- Records -
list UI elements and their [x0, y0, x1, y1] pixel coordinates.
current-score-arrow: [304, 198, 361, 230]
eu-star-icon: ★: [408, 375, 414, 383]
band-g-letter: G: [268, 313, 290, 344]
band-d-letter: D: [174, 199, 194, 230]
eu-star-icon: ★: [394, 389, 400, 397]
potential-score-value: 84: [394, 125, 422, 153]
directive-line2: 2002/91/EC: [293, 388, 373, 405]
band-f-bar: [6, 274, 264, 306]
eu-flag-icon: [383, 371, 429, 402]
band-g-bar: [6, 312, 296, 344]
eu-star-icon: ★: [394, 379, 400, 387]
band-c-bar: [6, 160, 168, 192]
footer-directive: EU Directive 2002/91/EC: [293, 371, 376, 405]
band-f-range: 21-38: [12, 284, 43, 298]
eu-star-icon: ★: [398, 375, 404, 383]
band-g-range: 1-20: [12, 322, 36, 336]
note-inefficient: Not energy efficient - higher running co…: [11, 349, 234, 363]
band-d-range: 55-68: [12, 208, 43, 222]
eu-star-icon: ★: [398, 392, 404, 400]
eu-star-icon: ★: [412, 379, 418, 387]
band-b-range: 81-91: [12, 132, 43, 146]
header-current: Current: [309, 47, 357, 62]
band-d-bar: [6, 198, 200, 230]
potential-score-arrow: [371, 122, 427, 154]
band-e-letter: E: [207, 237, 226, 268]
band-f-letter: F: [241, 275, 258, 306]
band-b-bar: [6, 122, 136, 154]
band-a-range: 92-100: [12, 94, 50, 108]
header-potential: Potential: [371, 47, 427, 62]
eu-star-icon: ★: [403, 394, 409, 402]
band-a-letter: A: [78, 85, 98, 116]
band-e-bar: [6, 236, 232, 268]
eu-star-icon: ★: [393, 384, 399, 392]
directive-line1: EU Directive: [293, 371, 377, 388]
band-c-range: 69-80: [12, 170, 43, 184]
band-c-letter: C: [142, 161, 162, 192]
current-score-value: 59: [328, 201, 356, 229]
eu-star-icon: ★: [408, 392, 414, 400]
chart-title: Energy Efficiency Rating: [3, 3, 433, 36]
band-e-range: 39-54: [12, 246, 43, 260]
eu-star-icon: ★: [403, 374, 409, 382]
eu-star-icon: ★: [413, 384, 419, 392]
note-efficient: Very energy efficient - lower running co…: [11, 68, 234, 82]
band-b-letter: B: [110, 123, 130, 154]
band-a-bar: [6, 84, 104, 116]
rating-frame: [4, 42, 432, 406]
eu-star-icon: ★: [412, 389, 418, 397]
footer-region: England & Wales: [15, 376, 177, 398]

==

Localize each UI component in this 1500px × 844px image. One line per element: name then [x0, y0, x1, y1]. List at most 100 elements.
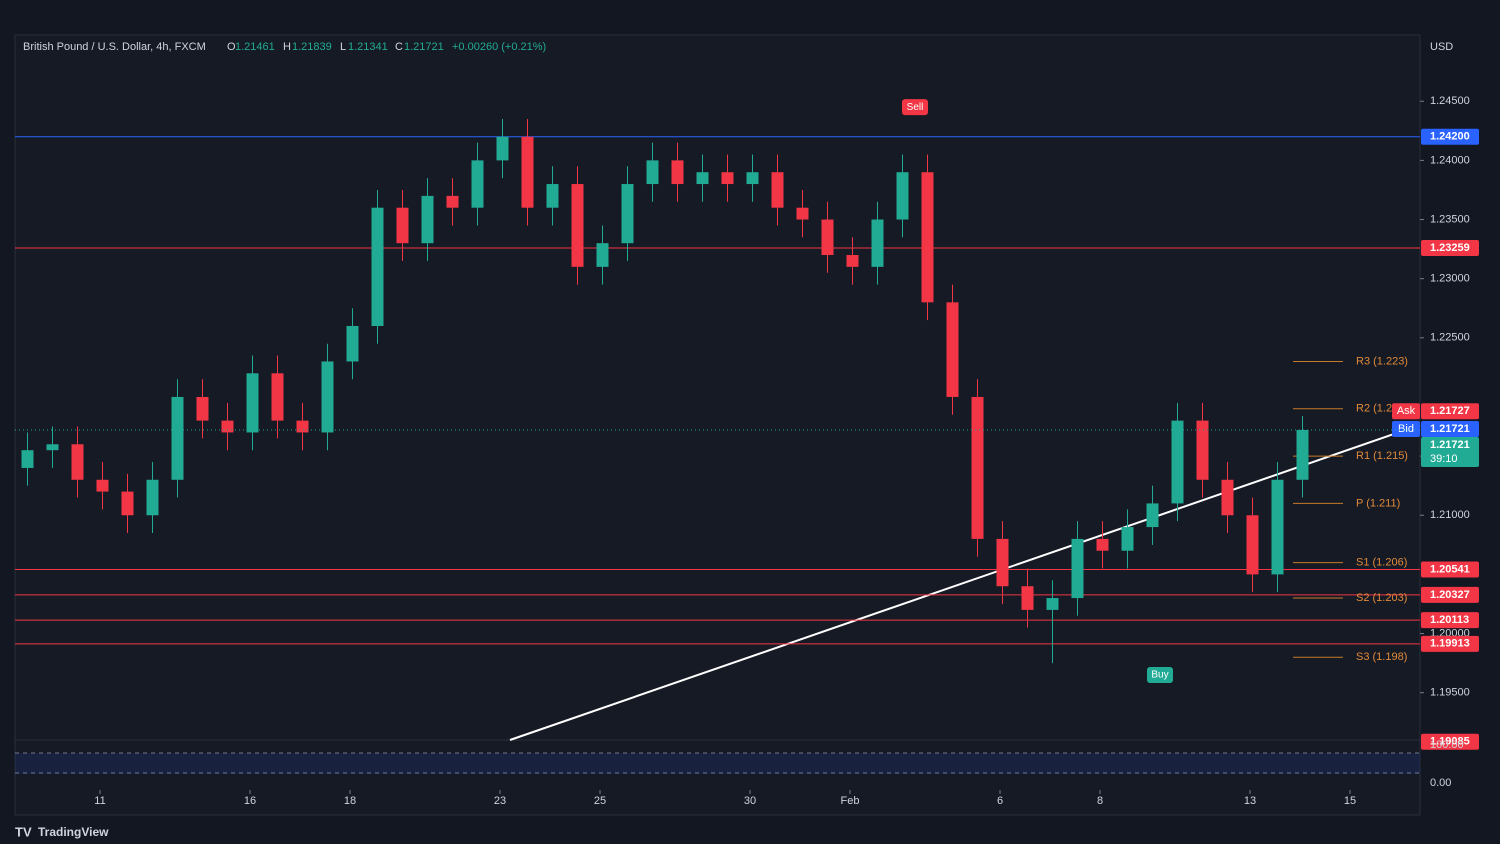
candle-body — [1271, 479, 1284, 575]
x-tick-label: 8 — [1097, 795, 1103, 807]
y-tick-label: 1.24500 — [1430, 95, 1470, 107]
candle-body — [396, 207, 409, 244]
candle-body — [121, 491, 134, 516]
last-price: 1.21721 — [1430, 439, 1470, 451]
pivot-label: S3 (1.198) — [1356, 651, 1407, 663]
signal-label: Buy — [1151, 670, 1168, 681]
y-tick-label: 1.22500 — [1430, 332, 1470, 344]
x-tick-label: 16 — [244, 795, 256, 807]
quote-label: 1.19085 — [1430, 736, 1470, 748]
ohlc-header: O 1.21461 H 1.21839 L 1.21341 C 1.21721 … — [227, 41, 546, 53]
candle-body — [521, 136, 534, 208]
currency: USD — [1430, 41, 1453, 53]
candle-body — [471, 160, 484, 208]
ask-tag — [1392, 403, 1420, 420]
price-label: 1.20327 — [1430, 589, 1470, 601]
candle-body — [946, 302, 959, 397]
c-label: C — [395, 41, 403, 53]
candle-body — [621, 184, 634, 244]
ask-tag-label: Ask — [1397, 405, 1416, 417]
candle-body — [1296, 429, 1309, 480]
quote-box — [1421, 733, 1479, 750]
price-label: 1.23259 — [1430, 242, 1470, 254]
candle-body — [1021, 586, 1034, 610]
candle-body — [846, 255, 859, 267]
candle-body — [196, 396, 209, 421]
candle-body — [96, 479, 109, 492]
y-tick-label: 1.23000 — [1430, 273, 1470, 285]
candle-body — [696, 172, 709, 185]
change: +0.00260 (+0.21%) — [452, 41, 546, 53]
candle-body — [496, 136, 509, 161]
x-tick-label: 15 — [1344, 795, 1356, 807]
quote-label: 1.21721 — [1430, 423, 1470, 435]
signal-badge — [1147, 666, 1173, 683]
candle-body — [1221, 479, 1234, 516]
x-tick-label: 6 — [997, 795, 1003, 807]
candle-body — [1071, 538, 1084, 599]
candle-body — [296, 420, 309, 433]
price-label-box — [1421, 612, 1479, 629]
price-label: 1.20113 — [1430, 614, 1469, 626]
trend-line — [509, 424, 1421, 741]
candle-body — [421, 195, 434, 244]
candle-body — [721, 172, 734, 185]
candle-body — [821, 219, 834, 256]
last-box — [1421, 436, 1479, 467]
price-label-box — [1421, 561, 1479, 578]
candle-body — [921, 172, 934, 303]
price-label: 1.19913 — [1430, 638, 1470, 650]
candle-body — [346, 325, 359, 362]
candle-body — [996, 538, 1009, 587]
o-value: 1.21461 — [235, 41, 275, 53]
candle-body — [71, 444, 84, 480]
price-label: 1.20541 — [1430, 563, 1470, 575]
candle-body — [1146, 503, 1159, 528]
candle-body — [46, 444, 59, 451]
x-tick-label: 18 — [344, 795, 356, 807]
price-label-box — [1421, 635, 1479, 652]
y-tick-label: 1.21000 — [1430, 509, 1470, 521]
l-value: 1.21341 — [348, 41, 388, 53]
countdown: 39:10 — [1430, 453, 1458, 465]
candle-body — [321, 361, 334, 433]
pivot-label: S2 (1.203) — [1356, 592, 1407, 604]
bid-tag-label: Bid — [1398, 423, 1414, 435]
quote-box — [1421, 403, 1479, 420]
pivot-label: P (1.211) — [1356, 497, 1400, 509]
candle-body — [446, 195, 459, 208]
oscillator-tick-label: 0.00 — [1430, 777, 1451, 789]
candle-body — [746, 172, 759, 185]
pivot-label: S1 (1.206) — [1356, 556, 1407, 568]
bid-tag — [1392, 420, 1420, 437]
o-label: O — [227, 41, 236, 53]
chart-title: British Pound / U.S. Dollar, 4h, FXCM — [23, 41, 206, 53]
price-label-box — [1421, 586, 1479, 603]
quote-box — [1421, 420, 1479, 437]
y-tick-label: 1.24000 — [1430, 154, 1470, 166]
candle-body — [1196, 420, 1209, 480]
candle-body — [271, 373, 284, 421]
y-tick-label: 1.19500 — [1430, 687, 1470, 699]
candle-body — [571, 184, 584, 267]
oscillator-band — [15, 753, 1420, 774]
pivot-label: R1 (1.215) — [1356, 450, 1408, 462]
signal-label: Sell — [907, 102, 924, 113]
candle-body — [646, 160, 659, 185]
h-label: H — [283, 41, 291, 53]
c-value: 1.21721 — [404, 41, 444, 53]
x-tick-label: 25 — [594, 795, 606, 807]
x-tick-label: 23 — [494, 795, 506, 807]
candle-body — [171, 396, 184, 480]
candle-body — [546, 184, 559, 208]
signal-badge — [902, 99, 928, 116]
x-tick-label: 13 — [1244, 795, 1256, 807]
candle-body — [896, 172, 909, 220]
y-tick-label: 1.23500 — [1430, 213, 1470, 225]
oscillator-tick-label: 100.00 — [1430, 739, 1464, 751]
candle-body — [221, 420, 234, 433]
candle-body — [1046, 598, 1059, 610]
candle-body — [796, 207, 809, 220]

- Objective -
Reproduce the lines between the one holding "candle-body — [1271, 479, 1284, 575]" and the one holding "pivot-label: S3 (1.198)", inclusive.

- Exercise solution -
candle-body — [1271, 479, 1284, 575]
x-tick-label: 8 — [1097, 795, 1103, 807]
y-tick-label: 1.24500 — [1430, 95, 1470, 107]
candle-body — [396, 207, 409, 244]
candle-body — [121, 491, 134, 516]
last-price: 1.21721 — [1430, 439, 1470, 451]
pivot-label: S3 (1.198) — [1356, 651, 1407, 663]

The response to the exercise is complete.